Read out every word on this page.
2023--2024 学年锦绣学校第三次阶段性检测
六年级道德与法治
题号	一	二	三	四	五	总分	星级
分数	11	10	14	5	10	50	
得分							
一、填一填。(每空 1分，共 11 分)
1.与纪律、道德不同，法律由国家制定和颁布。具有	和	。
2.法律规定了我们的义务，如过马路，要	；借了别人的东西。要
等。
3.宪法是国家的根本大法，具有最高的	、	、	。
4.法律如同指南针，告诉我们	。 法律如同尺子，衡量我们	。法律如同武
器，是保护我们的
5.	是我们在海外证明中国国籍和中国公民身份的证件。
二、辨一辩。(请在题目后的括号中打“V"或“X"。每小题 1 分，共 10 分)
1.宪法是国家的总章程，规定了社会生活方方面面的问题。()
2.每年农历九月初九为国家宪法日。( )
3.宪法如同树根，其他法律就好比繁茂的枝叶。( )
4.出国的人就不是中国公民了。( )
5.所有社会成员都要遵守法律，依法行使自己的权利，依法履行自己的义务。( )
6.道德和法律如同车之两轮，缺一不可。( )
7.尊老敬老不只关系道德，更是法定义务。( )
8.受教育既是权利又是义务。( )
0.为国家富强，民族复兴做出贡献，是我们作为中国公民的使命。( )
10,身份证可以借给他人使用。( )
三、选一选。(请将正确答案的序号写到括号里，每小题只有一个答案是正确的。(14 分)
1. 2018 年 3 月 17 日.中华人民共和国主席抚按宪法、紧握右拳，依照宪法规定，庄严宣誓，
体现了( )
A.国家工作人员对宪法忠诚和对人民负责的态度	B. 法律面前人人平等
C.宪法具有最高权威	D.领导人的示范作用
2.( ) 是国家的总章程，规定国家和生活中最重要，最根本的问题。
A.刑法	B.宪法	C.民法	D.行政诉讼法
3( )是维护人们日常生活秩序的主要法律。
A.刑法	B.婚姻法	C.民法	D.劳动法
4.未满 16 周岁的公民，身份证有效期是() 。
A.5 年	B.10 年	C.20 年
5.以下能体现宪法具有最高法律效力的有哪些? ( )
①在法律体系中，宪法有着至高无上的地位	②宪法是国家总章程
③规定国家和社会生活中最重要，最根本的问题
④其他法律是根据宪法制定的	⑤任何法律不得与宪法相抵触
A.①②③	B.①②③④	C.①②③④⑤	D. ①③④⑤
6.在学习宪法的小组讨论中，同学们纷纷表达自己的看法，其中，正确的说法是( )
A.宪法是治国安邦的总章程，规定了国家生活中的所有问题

-.-.-

- [Short task] Send back all of the entries exactly, with nothing missing.

- [Task answer]
Read out every word on this page.
2023--2024 学年锦绣学校第三次阶段性检测
六年级道德与法治
题号	一	二	三	四	五	总分	星级
分数	11	10	14	5	10	50	
得分							
一、填一填。(每空 1分，共 11 分)
1.与纪律、道德不同，法律由国家制定和颁布。具有	和	。
2.法律规定了我们的义务，如过马路，要	；借了别人的东西。要
等。
3.宪法是国家的根本大法，具有最高的	、	、	。
4.法律如同指南针，告诉我们	。 法律如同尺子，衡量我们	。法律如同武
器，是保护我们的
5.	是我们在海外证明中国国籍和中国公民身份的证件。
二、辨一辩。(请在题目后的括号中打“V"或“X"。每小题 1 分，共 10 分)
1.宪法是国家的总章程，规定了社会生活方方面面的问题。()
2.每年农历九月初九为国家宪法日。( )
3.宪法如同树根，其他法律就好比繁茂的枝叶。( )
4.出国的人就不是中国公民了。( )
5.所有社会成员都要遵守法律，依法行使自己的权利，依法履行自己的义务。( )
6.道德和法律如同车之两轮，缺一不可。( )
7.尊老敬老不只关系道德，更是法定义务。( )
8.受教育既是权利又是义务。( )
0.为国家富强，民族复兴做出贡献，是我们作为中国公民的使命。( )
10,身份证可以借给他人使用。( )
三、选一选。(请将正确答案的序号写到括号里，每小题只有一个答案是正确的。(14 分)
1. 2018 年 3 月 17 日.中华人民共和国主席抚按宪法、紧握右拳，依照宪法规定，庄严宣誓，
体现了( )
A.国家工作人员对宪法忠诚和对人民负责的态度	B. 法律面前人人平等
C.宪法具有最高权威	D.领导人的示范作用
2.( ) 是国家的总章程，规定国家和生活中最重要，最根本的问题。
A.刑法	B.宪法	C.民法	D.行政诉讼法
3( )是维护人们日常生活秩序的主要法律。
A.刑法	B.婚姻法	C.民法	D.劳动法
4.未满 16 周岁的公民，身份证有效期是() 。
A.5 年	B.10 年	C.20 年
5.以下能体现宪法具有最高法律效力的有哪些? ( )
①在法律体系中，宪法有着至高无上的地位	②宪法是国家总章程
③规定国家和社会生活中最重要，最根本的问题
④其他法律是根据宪法制定的	⑤任何法律不得与宪法相抵触
A.①②③	B.①②③④	C.①②③④⑤	D. ①③④⑤
6.在学习宪法的小组讨论中，同学们纷纷表达自己的看法，其中，正确的说法是( )
A.宪法是治国安邦的总章程，规定了国家生活中的所有问题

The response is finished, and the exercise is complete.